[Items from a data source]
--- --- ---

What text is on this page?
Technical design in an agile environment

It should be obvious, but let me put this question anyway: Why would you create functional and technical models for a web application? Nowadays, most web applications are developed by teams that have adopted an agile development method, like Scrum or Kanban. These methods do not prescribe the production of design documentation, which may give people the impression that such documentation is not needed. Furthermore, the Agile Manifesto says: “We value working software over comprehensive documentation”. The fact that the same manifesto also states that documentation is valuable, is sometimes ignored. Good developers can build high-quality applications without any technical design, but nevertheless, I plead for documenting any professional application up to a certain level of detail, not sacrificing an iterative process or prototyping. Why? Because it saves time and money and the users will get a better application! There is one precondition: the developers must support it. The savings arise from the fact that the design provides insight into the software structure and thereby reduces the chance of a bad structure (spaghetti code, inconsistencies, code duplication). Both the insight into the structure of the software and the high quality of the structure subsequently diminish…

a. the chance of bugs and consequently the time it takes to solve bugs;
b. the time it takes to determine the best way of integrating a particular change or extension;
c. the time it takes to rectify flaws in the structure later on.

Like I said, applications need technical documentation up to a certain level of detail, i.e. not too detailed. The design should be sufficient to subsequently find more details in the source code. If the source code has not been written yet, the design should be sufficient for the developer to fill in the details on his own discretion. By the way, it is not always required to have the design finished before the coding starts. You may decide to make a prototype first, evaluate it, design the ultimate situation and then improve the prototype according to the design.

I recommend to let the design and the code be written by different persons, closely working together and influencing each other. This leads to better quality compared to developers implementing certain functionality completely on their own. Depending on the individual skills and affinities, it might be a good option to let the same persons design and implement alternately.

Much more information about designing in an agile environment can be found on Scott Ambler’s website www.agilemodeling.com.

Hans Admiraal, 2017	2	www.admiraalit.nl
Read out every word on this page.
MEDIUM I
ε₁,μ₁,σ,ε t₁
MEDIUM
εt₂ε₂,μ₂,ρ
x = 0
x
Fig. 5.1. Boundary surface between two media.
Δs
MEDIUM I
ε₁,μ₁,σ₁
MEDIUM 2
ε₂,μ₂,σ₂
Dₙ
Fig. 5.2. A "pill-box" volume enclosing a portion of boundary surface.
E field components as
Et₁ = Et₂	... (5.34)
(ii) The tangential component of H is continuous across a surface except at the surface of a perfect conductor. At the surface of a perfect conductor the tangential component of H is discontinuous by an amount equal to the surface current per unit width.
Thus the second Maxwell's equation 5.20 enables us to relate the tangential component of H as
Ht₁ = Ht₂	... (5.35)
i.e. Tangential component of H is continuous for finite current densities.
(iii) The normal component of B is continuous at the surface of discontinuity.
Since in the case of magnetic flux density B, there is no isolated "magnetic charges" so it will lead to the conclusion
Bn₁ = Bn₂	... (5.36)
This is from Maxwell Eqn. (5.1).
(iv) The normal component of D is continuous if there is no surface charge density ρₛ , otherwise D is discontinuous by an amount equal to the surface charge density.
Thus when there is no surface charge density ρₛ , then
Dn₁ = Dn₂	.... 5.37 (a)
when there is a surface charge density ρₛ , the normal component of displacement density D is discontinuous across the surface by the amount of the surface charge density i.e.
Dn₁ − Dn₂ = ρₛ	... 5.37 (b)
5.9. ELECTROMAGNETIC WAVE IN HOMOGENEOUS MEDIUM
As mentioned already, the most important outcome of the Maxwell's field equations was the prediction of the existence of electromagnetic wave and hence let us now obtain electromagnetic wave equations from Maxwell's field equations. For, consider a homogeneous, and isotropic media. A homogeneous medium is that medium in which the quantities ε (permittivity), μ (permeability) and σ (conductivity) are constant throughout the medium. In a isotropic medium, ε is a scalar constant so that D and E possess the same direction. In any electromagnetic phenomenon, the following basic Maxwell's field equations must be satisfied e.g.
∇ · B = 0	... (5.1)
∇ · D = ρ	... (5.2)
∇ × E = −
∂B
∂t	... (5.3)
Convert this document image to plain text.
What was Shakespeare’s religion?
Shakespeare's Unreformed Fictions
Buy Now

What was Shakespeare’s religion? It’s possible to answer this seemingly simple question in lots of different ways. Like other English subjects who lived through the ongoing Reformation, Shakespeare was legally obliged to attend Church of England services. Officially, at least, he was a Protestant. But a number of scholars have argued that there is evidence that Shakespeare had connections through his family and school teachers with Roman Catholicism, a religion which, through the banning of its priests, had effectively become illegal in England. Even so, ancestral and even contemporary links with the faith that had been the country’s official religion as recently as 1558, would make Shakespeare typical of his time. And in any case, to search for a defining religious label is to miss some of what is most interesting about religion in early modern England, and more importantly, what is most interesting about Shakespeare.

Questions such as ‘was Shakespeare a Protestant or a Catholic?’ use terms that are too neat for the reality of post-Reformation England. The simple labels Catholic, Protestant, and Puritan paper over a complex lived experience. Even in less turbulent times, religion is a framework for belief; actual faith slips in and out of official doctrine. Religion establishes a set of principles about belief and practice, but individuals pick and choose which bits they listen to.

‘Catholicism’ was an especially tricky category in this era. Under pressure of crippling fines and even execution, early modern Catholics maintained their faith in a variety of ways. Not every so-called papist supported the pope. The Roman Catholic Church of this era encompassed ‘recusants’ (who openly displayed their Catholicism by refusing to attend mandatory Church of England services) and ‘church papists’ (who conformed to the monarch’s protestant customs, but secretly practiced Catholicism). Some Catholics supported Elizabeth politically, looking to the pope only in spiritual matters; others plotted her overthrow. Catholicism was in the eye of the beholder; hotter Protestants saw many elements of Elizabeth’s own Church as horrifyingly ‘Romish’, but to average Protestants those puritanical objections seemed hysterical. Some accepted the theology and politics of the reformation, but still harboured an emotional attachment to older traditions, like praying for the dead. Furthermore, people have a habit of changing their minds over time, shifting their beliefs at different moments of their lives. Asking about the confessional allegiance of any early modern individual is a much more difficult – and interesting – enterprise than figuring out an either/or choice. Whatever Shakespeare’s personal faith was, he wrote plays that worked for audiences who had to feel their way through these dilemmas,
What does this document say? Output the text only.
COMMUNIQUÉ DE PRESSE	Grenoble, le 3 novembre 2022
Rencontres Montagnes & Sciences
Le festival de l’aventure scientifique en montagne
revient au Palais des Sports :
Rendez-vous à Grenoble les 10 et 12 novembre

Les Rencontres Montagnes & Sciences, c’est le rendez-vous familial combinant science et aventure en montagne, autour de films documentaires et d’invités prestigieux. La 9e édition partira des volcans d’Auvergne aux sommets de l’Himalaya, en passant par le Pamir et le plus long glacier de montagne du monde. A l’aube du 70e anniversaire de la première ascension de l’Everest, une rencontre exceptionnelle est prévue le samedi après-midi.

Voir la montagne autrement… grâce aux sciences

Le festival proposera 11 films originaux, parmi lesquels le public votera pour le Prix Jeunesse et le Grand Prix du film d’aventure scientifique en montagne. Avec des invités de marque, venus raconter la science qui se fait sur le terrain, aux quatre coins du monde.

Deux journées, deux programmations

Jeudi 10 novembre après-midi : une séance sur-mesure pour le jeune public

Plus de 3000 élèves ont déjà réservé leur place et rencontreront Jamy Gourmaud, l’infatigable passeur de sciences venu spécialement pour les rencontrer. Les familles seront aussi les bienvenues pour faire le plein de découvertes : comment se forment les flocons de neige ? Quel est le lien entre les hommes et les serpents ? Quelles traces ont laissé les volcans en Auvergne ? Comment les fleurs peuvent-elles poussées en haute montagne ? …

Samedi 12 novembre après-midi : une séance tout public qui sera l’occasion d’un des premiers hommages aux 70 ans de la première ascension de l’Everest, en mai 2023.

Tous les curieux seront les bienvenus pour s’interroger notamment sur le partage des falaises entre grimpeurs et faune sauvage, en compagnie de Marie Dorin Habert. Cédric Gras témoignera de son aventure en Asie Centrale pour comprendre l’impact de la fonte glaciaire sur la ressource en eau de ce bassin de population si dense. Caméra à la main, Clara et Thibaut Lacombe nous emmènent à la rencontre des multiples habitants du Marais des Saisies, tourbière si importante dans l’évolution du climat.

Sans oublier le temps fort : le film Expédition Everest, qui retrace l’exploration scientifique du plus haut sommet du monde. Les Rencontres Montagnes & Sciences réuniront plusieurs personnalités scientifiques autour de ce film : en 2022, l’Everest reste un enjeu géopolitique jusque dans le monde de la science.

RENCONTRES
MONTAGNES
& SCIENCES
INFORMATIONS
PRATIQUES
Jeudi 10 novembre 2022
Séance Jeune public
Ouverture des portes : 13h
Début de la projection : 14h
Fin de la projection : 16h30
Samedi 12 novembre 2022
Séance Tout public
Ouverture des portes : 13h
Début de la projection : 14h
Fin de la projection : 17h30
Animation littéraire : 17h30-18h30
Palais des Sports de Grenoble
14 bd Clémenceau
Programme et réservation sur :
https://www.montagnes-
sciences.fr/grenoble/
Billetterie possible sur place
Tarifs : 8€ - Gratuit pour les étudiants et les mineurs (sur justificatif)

--- --- ---

Directions for this task:
Exactly how many lines in the data above contain the word "films"? Respond with the number and nothing more.

Answer to this problem:
2